(MATERIAL FOR THE TASK)
....................

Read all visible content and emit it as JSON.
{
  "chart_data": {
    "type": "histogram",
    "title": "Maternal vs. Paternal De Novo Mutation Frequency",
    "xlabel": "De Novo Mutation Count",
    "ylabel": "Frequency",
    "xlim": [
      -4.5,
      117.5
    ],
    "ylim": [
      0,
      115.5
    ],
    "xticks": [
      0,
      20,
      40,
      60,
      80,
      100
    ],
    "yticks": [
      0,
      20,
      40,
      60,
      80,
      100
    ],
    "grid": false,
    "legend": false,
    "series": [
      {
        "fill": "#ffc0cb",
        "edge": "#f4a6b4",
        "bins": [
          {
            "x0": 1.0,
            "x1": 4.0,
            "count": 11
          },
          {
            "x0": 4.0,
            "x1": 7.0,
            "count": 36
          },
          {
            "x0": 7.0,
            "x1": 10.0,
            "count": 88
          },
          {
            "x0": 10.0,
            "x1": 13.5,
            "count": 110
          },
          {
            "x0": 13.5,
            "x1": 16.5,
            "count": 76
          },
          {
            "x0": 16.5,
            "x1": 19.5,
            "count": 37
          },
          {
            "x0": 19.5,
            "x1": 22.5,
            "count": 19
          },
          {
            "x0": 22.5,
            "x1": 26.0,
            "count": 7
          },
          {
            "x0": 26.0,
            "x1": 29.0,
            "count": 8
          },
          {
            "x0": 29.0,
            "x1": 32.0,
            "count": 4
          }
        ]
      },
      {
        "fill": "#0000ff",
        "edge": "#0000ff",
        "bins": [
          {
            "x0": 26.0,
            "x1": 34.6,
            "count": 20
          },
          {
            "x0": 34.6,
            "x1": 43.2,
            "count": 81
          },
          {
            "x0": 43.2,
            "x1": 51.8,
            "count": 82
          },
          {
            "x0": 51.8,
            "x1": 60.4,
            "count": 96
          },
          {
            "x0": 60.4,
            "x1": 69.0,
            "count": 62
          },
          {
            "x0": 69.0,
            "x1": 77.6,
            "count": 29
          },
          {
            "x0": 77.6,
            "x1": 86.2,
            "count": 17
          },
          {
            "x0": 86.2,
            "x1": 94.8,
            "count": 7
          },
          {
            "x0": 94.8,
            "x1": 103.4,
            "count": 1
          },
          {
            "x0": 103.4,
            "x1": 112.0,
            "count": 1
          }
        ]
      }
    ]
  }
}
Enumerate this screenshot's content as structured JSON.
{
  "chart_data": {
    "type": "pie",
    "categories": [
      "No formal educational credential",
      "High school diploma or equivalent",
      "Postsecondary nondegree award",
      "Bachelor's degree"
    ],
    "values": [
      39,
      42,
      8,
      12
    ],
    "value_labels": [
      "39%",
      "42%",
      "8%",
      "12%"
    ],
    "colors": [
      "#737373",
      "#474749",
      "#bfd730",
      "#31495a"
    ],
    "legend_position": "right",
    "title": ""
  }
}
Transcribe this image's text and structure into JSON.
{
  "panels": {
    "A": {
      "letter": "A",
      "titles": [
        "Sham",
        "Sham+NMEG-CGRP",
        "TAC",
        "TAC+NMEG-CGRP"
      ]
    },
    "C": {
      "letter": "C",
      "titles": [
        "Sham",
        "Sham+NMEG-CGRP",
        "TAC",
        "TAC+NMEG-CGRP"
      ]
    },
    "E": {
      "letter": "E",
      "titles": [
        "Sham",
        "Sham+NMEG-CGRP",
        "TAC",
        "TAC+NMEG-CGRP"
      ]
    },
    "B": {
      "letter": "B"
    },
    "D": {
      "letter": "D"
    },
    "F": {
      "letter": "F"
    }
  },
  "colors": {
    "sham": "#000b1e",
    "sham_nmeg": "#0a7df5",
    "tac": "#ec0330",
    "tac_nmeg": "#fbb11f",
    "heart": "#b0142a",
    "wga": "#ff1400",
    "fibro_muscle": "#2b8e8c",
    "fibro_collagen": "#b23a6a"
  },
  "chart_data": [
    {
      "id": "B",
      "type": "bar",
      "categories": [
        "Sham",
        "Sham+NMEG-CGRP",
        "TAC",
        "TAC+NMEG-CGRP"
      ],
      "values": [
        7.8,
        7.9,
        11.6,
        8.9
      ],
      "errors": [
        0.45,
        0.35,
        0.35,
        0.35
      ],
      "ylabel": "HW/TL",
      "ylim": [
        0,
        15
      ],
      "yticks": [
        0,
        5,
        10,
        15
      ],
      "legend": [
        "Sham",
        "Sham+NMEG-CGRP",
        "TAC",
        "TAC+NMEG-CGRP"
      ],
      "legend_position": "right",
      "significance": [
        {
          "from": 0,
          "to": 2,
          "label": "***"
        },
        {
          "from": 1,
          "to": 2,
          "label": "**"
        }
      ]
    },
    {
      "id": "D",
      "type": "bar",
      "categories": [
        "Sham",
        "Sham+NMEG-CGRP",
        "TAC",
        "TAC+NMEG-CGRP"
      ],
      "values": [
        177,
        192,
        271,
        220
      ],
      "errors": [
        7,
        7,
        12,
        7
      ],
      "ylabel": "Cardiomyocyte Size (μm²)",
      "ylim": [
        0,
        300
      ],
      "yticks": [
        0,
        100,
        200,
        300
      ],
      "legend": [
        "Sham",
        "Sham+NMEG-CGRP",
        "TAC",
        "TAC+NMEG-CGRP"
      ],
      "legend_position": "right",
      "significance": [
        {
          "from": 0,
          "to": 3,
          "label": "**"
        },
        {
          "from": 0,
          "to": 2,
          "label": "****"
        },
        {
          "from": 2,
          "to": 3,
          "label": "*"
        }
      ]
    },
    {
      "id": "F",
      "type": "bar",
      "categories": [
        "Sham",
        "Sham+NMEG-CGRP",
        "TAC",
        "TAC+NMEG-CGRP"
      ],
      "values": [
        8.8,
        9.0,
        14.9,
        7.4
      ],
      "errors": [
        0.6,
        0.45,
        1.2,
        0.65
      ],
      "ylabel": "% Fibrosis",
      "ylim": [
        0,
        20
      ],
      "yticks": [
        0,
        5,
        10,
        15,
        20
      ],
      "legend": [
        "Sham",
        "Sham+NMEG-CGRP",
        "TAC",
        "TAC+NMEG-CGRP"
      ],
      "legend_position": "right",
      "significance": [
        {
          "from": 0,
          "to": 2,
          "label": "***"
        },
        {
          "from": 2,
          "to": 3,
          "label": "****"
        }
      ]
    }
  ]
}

....................

(EXERCISE DIRECTIONS) Show every line of the listing in which the string "content" can be found.

(COMPLETED EXERCISE)
Read all visible content and emit it as JSON.
Enumerate this screenshot's content as structured JSON.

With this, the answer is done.